• Task objective
Could you copy every line from the material below in which "this" appears?

------ Source records ------

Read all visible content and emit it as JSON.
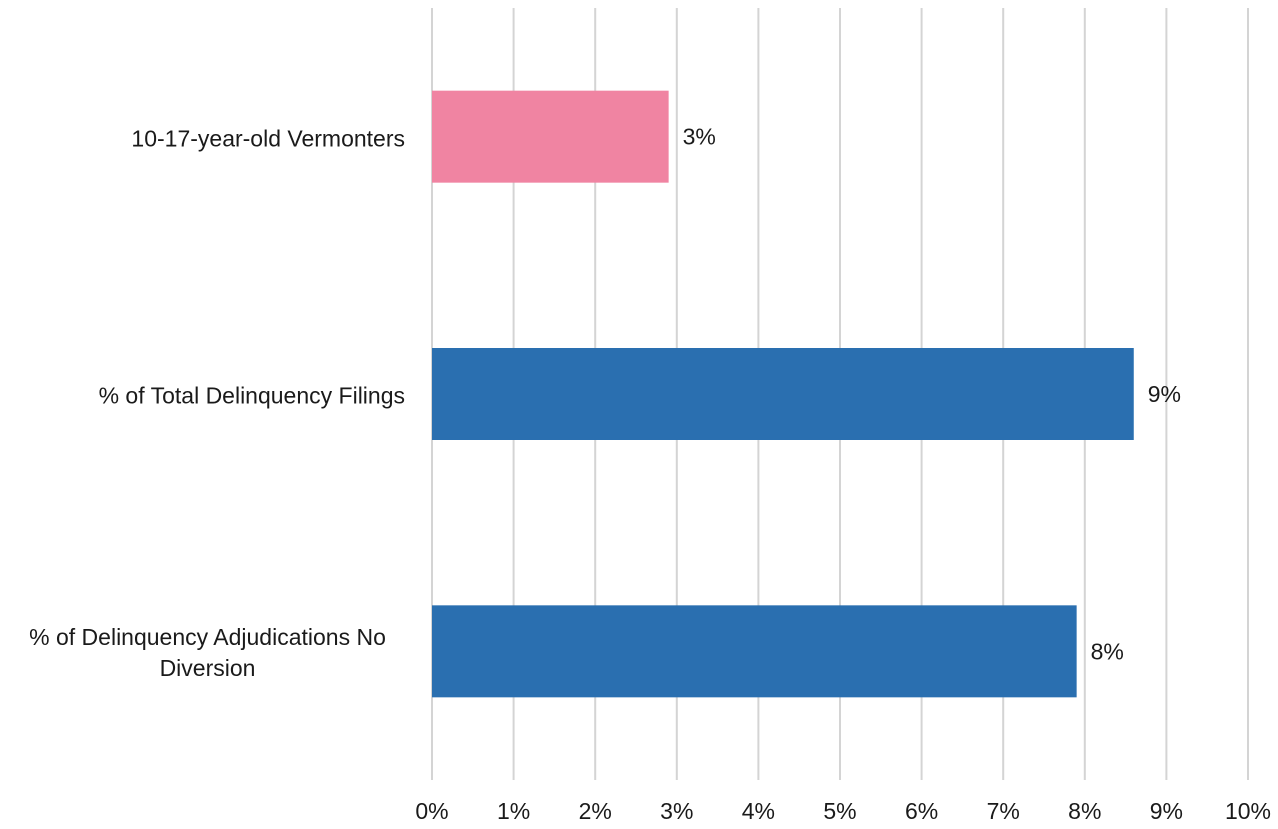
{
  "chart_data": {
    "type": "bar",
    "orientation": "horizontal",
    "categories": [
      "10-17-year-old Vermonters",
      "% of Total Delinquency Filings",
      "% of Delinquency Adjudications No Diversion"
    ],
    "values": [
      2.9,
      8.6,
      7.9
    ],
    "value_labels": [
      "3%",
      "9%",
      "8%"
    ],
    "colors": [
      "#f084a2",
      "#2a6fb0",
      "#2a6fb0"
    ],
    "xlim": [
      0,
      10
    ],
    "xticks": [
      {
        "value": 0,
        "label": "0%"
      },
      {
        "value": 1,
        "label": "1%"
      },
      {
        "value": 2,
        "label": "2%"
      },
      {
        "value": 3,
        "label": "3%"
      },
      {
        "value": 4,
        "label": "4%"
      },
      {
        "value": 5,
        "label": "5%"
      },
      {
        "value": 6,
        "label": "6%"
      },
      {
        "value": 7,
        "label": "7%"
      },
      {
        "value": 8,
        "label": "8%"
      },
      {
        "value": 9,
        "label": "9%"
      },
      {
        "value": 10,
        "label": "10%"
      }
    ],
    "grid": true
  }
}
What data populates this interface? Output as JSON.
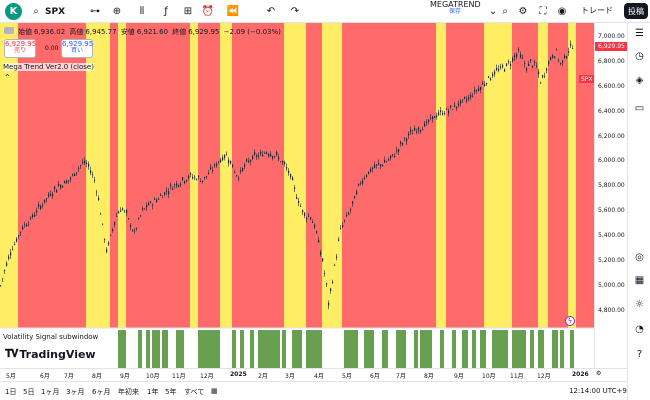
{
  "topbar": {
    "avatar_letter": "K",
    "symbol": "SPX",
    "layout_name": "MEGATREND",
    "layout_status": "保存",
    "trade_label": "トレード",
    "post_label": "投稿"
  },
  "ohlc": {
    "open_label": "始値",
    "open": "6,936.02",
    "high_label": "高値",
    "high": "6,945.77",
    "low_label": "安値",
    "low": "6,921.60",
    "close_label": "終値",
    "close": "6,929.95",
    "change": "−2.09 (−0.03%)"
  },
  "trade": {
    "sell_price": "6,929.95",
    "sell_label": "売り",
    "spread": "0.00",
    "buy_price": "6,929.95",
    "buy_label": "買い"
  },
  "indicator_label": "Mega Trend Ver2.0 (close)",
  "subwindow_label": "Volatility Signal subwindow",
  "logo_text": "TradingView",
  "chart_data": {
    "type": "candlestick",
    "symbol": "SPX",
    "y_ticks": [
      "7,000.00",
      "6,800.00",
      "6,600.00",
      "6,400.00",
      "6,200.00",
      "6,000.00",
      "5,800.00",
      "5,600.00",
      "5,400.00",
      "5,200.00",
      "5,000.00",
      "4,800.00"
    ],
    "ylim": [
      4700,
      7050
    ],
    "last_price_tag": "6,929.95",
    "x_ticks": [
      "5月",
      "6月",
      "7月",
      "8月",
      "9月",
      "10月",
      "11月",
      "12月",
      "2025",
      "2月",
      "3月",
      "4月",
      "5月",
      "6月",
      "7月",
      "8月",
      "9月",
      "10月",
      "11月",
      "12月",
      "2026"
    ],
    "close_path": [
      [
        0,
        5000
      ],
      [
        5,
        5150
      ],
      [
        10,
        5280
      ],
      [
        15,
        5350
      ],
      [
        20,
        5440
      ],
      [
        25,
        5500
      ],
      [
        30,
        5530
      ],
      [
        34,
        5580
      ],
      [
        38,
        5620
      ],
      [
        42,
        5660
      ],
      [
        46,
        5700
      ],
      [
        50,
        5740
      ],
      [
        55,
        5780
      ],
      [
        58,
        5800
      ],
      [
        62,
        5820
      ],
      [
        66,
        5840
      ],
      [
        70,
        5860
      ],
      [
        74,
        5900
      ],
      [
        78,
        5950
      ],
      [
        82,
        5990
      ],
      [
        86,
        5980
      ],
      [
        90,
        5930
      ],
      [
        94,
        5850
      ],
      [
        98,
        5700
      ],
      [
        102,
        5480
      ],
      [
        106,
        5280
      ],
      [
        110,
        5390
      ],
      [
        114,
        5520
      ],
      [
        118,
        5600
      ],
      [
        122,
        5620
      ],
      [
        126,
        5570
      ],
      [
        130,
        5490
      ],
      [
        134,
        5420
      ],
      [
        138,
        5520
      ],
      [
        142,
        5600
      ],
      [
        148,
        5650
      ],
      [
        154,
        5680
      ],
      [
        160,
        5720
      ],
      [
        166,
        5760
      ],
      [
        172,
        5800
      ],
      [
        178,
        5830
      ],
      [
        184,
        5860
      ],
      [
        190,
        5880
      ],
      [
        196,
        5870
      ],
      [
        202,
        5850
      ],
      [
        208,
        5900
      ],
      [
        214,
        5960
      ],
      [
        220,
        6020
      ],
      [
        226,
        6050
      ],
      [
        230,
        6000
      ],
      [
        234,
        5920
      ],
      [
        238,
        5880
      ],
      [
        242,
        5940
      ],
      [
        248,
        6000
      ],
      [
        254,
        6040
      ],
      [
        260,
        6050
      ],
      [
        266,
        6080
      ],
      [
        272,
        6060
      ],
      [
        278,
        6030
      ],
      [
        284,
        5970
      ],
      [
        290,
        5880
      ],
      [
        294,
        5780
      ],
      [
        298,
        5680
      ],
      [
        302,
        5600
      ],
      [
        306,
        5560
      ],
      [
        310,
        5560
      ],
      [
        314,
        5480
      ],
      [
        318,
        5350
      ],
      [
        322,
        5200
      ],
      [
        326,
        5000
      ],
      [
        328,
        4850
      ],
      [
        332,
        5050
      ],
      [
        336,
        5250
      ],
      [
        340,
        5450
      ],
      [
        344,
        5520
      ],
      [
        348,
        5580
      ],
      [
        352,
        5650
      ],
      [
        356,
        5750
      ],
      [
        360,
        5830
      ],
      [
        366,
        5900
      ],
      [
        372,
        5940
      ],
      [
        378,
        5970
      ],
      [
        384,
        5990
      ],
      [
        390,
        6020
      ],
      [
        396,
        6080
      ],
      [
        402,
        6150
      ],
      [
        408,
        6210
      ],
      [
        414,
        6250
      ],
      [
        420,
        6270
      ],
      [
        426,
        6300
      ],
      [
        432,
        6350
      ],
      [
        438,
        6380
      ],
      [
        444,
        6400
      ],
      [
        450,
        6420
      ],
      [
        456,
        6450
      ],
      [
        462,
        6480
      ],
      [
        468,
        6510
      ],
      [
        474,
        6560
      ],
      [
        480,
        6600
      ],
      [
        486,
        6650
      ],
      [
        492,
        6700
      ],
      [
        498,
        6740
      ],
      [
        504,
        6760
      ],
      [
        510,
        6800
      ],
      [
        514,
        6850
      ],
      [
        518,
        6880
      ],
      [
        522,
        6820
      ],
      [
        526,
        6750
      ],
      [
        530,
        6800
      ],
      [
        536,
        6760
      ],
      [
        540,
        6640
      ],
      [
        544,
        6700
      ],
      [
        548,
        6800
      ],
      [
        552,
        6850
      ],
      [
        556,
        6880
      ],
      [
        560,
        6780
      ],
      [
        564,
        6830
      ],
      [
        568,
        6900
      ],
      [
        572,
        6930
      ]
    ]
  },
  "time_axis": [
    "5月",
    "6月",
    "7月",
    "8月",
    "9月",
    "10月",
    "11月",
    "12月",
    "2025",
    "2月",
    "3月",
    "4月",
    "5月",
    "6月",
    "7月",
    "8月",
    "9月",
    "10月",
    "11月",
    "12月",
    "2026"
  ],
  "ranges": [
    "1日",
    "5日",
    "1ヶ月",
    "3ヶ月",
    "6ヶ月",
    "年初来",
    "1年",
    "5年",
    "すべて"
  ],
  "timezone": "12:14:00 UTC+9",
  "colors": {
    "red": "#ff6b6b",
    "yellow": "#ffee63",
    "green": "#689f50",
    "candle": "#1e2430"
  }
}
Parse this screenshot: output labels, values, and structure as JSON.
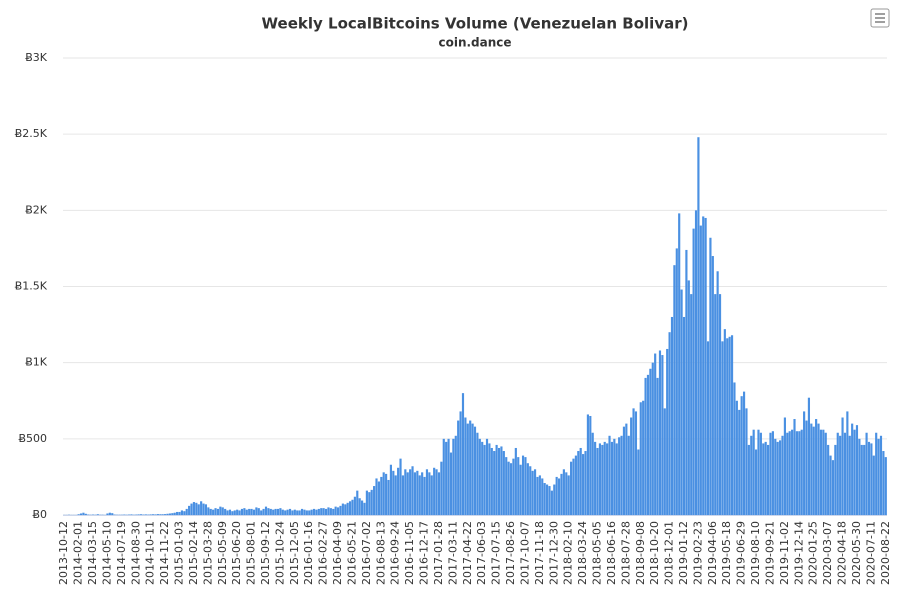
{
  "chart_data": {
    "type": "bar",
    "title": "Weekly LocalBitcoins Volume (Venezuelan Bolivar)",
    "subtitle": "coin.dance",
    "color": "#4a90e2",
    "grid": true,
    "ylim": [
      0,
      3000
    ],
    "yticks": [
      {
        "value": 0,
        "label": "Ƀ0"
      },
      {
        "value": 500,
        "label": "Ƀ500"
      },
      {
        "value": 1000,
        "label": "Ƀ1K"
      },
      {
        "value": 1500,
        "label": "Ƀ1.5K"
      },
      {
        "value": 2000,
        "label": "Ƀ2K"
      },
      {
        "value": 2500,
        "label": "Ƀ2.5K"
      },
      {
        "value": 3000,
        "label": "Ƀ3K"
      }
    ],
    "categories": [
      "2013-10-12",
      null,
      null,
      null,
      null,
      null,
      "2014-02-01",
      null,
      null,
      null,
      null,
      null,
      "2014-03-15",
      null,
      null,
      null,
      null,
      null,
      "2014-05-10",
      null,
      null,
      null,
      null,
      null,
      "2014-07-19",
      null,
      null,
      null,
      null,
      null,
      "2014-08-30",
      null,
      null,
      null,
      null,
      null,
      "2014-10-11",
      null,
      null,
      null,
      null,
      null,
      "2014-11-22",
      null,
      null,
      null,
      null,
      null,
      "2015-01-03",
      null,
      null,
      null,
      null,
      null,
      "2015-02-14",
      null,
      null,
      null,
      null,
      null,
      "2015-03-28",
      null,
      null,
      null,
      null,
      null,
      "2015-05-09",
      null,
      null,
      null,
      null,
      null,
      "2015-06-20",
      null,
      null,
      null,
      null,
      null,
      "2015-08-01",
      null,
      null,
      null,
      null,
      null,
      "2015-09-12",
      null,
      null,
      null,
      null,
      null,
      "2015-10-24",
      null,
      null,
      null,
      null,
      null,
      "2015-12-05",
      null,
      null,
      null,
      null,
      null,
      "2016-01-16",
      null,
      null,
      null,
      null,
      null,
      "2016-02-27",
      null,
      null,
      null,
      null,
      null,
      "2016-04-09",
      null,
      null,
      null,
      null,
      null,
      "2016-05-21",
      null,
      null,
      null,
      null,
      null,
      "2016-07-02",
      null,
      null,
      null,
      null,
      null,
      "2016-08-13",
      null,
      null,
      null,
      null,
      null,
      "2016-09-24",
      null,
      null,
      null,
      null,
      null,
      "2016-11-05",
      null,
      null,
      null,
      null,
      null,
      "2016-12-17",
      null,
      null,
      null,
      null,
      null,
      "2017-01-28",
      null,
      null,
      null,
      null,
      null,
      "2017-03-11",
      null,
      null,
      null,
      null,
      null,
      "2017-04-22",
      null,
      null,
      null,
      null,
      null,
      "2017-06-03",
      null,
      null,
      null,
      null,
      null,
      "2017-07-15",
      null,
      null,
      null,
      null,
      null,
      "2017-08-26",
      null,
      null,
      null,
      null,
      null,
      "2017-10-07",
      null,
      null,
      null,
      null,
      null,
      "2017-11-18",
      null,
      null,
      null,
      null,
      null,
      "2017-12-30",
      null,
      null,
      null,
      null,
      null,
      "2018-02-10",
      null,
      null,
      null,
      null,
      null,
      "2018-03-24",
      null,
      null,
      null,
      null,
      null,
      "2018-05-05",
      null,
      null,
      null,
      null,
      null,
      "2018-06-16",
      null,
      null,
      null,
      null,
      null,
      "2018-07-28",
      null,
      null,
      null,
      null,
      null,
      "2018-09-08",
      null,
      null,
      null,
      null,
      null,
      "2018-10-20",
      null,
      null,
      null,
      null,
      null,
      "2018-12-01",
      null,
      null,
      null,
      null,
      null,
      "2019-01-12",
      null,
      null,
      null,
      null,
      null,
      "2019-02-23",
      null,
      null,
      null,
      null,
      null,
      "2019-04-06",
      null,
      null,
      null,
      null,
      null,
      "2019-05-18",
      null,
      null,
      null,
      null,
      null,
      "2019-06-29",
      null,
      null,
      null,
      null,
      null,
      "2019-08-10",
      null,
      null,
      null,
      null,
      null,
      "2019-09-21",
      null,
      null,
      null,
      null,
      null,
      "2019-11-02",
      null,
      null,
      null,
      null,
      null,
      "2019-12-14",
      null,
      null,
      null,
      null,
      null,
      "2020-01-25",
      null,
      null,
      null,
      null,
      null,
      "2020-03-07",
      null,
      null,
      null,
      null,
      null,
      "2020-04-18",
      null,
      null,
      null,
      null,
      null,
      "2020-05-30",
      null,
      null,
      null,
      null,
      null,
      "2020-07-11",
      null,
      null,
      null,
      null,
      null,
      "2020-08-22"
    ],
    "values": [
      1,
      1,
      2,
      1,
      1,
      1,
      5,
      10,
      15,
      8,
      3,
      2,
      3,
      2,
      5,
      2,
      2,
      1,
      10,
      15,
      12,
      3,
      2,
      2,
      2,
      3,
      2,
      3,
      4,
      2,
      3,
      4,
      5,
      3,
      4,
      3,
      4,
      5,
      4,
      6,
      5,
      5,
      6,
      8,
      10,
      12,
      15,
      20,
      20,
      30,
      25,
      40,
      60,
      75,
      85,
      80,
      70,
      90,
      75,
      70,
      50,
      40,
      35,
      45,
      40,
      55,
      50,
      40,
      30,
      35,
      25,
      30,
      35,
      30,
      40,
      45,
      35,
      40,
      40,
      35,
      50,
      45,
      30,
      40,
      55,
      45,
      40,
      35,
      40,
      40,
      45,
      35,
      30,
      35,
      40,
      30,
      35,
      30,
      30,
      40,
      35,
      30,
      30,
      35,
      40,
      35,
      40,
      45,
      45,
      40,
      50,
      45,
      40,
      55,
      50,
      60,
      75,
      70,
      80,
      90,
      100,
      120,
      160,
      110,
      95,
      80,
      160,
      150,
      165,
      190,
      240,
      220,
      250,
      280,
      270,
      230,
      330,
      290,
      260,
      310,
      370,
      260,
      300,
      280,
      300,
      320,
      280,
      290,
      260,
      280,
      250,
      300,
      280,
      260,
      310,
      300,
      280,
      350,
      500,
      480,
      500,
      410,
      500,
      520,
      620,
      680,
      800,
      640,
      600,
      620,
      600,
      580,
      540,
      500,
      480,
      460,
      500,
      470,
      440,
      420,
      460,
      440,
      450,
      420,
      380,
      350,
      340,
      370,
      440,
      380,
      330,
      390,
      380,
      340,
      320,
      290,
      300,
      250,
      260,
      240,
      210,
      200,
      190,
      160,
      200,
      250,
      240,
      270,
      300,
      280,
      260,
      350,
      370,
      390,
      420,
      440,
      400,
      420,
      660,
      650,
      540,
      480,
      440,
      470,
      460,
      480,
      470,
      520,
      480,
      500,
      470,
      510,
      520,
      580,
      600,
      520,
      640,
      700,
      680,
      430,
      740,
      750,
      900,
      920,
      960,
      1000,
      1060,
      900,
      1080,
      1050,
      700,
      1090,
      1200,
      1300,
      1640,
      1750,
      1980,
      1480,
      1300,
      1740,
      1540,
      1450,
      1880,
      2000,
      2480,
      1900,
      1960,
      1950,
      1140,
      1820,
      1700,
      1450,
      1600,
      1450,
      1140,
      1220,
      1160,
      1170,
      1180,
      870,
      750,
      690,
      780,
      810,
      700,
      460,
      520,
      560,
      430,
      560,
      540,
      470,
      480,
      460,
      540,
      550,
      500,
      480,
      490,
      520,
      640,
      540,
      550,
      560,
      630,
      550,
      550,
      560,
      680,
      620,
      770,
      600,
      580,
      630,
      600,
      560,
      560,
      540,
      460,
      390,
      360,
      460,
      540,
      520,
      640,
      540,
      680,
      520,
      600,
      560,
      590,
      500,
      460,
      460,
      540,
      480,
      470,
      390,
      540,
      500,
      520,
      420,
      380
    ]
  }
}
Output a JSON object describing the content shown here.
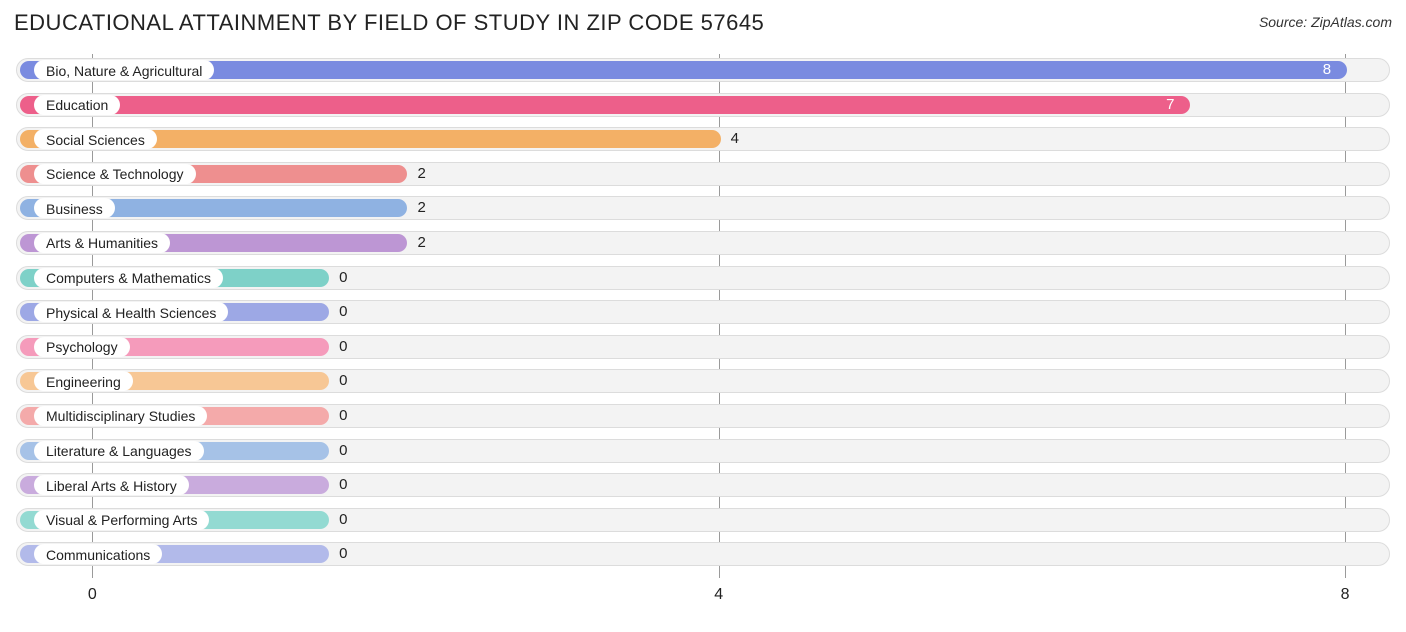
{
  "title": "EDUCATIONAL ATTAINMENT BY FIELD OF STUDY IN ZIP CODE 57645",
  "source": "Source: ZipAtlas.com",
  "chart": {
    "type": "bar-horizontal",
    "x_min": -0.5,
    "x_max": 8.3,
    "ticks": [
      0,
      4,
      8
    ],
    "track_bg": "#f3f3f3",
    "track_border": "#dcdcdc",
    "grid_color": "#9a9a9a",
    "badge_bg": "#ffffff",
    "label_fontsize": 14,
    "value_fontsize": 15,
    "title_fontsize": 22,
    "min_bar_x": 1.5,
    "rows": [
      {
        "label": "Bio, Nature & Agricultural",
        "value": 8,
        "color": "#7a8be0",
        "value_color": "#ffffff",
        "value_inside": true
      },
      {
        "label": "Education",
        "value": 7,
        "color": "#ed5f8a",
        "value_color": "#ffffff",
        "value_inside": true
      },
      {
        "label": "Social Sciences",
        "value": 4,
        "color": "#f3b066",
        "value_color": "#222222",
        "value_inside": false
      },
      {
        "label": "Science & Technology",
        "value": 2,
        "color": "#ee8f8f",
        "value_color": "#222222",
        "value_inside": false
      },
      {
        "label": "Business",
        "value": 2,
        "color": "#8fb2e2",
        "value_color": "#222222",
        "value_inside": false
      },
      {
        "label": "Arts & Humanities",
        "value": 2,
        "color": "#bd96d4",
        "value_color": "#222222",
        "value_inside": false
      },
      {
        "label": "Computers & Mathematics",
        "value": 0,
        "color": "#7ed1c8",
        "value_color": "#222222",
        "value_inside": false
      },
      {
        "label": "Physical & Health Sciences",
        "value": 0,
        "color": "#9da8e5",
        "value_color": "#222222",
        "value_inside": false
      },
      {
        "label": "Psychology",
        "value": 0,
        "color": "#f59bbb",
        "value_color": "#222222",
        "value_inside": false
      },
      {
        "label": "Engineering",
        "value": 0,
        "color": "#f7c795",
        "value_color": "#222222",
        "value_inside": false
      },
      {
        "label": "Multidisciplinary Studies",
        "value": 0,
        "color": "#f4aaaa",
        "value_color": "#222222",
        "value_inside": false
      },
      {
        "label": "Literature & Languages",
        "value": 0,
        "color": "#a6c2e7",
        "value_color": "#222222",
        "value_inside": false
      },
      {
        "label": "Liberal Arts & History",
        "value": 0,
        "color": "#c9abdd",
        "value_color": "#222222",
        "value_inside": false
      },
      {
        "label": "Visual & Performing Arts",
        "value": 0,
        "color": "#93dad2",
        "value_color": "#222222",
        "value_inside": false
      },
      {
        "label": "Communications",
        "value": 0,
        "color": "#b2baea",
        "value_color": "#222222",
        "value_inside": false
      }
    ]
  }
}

------

• Reply to the exercise
What data populates this interface? Output as JSON.
Parse this screenshot: output labels, values, and structure as JSON.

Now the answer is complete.